++++ LISTED ENTRIES

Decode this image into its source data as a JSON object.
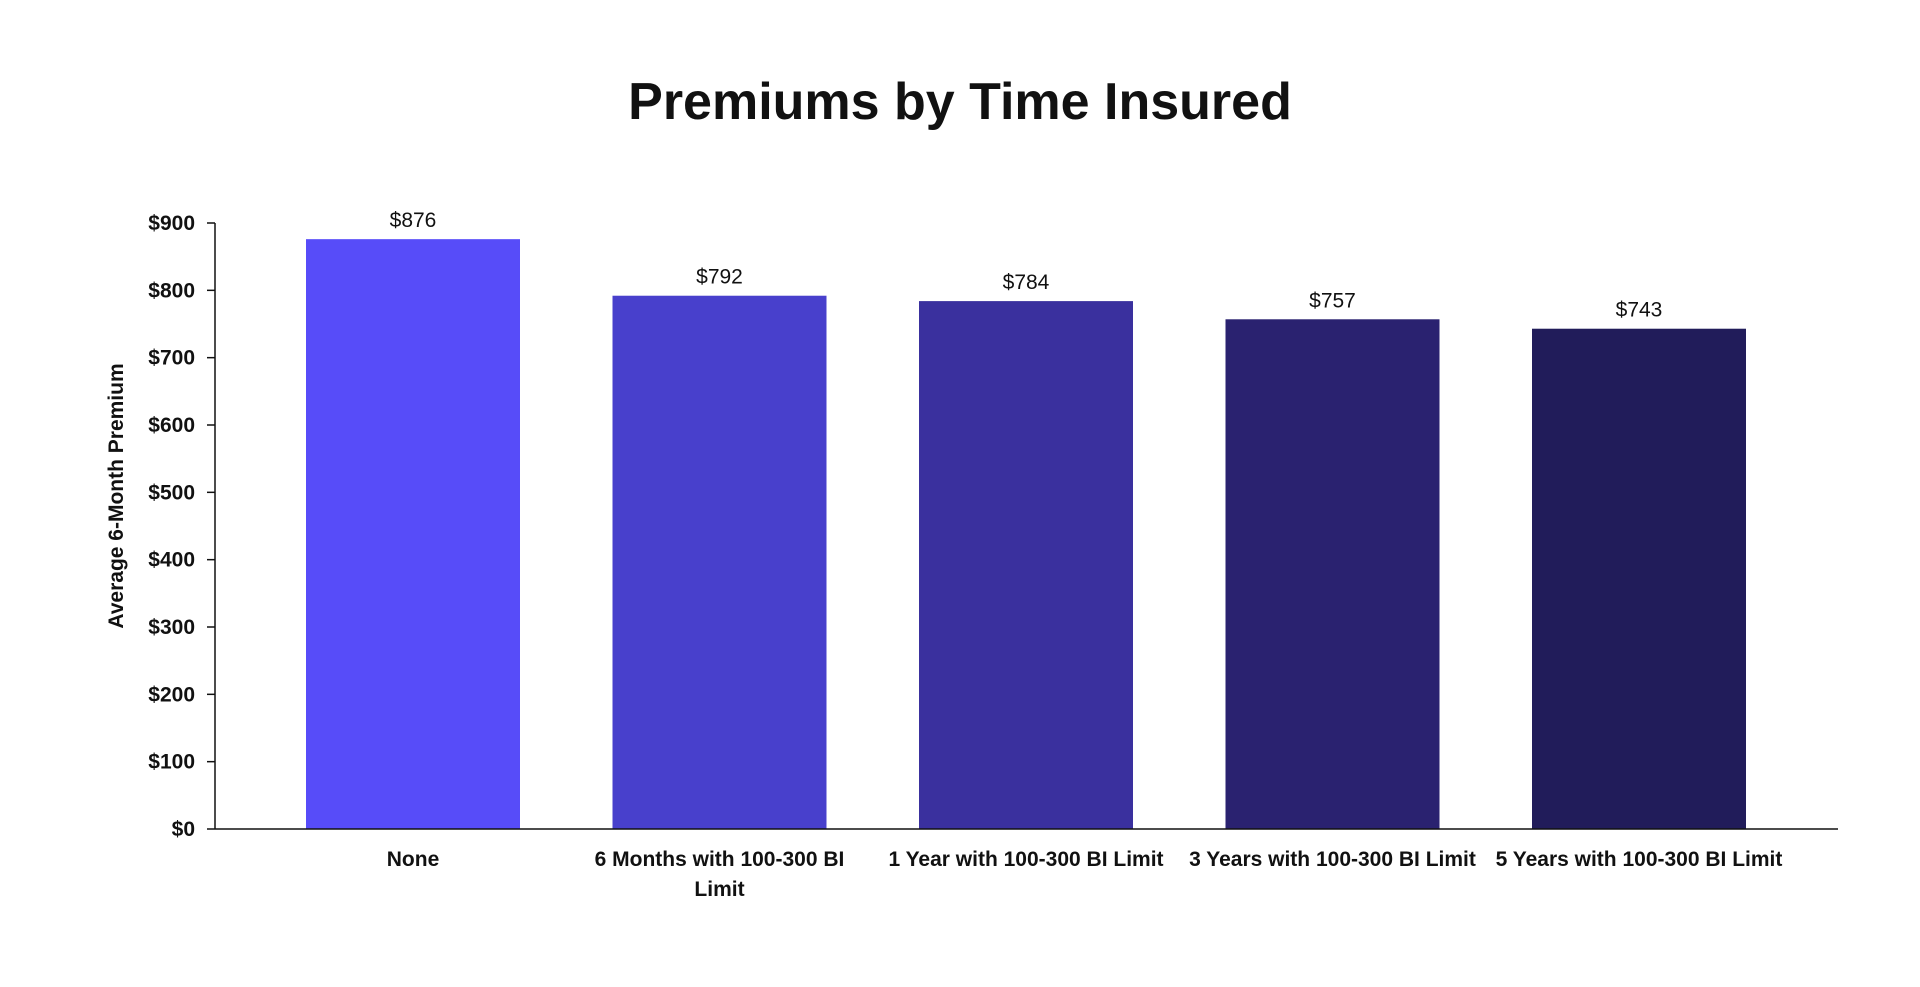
{
  "chart_data": {
    "type": "bar",
    "title": "Premiums by Time Insured",
    "xlabel": "",
    "ylabel": "Average 6-Month Premium",
    "ylim": [
      0,
      900
    ],
    "yticks": [
      0,
      100,
      200,
      300,
      400,
      500,
      600,
      700,
      800,
      900
    ],
    "ytick_labels": [
      "$0",
      "$100",
      "$200",
      "$300",
      "$400",
      "$500",
      "$600",
      "$700",
      "$800",
      "$900"
    ],
    "categories": [
      "None",
      "6 Months with 100-300 BI Limit",
      "1 Year with 100-300 BI Limit",
      "3 Years with 100-300 BI Limit",
      "5 Years with 100-300 BI Limit"
    ],
    "category_lines": [
      [
        "None"
      ],
      [
        "6 Months with 100-300 BI",
        "Limit"
      ],
      [
        "1 Year with 100-300 BI Limit"
      ],
      [
        "3 Years with 100-300 BI Limit"
      ],
      [
        "5 Years with 100-300 BI Limit"
      ]
    ],
    "values": [
      876,
      792,
      784,
      757,
      743
    ],
    "data_labels": [
      "$876",
      "$792",
      "$784",
      "$757",
      "$743"
    ],
    "colors": [
      "#574cf9",
      "#4840cc",
      "#3a309e",
      "#2a2270",
      "#211c5a"
    ],
    "grid": false,
    "legend": "none"
  }
}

++++++++

Copy out all the data without changing anything, and drop the pictures.

**OUTPUT FOR THIS TASK**.
Decode this image into its source data as a JSON object.
{
  "chart_data": {
    "type": "bar",
    "title": "Premiums by Time Insured",
    "xlabel": "",
    "ylabel": "Average 6-Month Premium",
    "ylim": [
      0,
      900
    ],
    "yticks": [
      0,
      100,
      200,
      300,
      400,
      500,
      600,
      700,
      800,
      900
    ],
    "ytick_labels": [
      "$0",
      "$100",
      "$200",
      "$300",
      "$400",
      "$500",
      "$600",
      "$700",
      "$800",
      "$900"
    ],
    "categories": [
      "None",
      "6 Months with 100-300 BI Limit",
      "1 Year with 100-300 BI Limit",
      "3 Years with 100-300 BI Limit",
      "5 Years with 100-300 BI Limit"
    ],
    "category_lines": [
      [
        "None"
      ],
      [
        "6 Months with 100-300 BI",
        "Limit"
      ],
      [
        "1 Year with 100-300 BI Limit"
      ],
      [
        "3 Years with 100-300 BI Limit"
      ],
      [
        "5 Years with 100-300 BI Limit"
      ]
    ],
    "values": [
      876,
      792,
      784,
      757,
      743
    ],
    "data_labels": [
      "$876",
      "$792",
      "$784",
      "$757",
      "$743"
    ],
    "colors": [
      "#574cf9",
      "#4840cc",
      "#3a309e",
      "#2a2270",
      "#211c5a"
    ],
    "grid": false,
    "legend": "none"
  }
}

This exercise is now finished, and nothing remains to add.